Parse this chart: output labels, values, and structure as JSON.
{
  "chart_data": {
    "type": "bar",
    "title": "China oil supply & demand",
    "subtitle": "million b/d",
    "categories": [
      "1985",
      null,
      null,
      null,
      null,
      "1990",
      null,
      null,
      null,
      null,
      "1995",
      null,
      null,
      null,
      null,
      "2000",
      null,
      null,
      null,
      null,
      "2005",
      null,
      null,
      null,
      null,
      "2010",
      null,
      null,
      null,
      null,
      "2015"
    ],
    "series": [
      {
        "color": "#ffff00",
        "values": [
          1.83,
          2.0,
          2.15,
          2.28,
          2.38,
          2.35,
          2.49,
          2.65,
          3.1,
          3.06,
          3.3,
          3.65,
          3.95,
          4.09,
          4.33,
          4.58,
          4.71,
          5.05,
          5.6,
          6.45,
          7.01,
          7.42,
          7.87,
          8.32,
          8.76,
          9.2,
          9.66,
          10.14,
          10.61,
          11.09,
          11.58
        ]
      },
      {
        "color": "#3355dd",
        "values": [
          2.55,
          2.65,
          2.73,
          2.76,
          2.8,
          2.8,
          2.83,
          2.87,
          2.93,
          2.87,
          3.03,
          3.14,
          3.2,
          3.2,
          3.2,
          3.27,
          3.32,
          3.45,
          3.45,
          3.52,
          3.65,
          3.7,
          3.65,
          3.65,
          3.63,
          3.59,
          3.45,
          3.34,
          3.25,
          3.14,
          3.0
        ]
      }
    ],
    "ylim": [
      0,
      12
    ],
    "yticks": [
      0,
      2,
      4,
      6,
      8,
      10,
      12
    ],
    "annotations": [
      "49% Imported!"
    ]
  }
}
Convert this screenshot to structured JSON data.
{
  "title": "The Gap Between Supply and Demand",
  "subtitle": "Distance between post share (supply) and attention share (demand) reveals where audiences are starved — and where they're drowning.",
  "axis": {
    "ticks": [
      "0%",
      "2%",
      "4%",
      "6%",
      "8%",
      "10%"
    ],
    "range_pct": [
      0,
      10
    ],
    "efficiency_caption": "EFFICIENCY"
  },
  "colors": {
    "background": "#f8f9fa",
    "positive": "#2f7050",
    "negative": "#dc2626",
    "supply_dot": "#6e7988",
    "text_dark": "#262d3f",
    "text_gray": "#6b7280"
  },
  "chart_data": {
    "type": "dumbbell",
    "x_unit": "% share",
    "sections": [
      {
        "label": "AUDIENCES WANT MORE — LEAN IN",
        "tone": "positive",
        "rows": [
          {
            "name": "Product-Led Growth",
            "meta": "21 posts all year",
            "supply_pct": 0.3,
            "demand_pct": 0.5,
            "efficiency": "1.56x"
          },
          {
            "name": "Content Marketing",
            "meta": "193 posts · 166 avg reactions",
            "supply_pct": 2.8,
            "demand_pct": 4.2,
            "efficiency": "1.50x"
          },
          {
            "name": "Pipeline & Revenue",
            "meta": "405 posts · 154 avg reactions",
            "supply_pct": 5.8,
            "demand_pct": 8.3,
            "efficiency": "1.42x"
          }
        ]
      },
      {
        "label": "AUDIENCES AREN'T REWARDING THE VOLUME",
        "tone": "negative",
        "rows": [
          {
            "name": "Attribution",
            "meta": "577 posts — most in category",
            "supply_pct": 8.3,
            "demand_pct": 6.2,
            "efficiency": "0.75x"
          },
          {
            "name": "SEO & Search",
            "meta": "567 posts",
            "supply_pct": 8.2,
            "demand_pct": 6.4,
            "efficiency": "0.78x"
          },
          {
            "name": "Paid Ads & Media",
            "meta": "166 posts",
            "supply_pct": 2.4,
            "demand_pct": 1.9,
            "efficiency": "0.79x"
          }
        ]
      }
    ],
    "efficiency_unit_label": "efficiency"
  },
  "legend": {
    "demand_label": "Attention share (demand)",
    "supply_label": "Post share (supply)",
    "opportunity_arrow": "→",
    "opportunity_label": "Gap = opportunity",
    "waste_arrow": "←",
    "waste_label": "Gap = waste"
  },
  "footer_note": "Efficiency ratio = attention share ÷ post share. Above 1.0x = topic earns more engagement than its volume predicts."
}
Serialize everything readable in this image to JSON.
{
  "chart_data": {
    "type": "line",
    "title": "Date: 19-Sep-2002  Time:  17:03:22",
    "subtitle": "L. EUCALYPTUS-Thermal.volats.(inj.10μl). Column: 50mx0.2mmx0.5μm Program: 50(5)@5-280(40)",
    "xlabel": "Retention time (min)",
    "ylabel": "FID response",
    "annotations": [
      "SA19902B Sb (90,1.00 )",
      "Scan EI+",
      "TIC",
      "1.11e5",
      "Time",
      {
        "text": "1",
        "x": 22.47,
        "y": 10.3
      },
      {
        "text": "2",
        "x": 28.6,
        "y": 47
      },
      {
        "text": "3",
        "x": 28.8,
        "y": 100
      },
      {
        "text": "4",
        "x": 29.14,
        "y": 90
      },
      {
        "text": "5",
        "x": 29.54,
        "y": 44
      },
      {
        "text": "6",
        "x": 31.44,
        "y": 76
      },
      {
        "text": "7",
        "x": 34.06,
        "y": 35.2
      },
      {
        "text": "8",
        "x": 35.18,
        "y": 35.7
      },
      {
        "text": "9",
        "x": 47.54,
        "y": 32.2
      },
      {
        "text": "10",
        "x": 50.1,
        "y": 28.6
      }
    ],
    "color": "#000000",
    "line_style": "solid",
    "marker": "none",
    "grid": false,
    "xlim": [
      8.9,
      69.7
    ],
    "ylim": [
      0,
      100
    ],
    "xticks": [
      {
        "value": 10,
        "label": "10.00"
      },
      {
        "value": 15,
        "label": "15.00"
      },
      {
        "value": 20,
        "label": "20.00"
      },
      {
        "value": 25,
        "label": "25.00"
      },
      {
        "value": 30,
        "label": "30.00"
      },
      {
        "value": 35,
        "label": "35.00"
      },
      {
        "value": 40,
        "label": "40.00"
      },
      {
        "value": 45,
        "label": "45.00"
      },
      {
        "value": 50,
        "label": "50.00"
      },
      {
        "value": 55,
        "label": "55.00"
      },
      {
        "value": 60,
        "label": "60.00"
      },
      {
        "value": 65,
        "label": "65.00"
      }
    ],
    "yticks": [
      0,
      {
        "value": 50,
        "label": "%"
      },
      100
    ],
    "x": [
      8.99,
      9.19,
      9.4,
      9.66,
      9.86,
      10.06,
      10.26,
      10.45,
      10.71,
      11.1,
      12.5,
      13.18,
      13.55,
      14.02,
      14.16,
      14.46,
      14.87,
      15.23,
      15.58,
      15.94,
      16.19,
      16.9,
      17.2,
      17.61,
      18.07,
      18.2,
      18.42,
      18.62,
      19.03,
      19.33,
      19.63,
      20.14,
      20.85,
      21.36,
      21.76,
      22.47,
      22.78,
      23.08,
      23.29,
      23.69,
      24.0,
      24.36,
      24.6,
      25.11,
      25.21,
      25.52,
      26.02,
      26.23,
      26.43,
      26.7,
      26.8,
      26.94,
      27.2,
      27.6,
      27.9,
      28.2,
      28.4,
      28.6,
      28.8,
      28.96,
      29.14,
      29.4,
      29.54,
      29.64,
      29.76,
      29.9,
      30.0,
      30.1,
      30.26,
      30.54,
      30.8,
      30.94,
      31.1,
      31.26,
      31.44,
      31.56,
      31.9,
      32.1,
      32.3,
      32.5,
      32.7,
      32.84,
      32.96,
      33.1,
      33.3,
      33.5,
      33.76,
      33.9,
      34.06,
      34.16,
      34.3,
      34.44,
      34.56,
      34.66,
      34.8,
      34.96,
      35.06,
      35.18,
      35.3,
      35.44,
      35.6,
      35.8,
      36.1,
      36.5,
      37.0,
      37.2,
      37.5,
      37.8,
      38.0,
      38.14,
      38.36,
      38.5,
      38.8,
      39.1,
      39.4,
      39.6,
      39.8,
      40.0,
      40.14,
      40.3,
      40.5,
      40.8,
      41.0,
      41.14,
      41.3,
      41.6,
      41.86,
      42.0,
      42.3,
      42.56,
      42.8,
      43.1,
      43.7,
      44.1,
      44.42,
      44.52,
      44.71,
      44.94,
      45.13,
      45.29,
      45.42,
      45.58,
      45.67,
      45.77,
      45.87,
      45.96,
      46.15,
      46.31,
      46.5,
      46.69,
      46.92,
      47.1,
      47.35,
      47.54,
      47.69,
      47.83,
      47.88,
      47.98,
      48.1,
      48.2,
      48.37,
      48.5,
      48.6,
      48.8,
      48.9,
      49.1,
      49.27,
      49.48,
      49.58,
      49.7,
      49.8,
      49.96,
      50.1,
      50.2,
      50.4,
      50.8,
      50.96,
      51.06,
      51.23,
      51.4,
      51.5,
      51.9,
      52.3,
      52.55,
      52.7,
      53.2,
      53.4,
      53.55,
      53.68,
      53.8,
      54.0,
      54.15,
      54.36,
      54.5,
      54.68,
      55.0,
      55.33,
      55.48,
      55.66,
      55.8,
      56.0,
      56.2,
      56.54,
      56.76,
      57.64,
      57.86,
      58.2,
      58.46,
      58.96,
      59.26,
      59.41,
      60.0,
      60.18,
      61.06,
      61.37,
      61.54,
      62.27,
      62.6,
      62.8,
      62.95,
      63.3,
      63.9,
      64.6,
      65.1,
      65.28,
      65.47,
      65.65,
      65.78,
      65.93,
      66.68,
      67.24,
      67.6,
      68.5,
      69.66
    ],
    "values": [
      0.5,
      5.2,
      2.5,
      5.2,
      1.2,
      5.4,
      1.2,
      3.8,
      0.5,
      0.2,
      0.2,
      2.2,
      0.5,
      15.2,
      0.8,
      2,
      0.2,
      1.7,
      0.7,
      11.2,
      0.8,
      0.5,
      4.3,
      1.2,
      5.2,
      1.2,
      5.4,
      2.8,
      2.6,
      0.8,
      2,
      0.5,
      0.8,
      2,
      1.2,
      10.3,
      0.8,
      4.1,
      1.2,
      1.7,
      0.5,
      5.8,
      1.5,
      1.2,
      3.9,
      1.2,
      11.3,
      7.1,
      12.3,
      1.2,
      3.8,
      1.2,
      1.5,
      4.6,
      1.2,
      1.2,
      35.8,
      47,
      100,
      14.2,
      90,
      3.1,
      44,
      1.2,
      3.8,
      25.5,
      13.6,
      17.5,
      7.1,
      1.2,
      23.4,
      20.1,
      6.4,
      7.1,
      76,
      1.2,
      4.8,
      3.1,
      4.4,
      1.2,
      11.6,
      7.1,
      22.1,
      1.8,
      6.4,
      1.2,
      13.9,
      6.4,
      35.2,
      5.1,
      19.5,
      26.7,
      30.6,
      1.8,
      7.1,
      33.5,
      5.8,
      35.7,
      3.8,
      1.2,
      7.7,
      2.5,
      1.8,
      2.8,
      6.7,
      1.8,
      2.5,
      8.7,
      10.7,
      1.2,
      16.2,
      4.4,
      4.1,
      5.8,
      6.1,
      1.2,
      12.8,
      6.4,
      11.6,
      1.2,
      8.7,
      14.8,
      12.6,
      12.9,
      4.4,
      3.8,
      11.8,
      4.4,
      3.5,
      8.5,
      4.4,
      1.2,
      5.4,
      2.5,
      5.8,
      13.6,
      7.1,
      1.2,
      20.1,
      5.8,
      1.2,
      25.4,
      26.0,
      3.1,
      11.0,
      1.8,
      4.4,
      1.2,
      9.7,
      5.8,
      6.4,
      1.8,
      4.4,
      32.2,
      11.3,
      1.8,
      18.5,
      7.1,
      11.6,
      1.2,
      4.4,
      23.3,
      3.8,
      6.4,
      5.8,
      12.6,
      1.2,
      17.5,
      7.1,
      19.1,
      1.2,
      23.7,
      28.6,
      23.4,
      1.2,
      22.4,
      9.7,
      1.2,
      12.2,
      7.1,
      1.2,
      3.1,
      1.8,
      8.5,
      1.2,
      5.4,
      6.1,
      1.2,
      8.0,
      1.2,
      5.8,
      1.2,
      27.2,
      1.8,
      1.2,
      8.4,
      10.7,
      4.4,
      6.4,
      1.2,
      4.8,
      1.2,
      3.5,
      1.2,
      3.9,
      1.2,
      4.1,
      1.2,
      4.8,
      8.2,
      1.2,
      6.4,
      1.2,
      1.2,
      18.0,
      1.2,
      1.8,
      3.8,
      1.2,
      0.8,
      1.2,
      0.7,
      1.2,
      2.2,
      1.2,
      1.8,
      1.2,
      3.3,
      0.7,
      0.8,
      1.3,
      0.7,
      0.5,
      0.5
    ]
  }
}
###
* _Task details_
Gather all lines with the string "share" from the data.

* _Task result_
  "subtitle": "Distance between post share (supply) and attention share (demand) reveals where audiences are starved — and where they're drowning.",
    "x_unit": "% share",
    "demand_label": "Attention share (demand)",
    "supply_label": "Post share (supply)",
  "footer_note": "Efficiency ratio = attention share ÷ post share. Above 1.0x = topic earns more engagement than its volume predicts."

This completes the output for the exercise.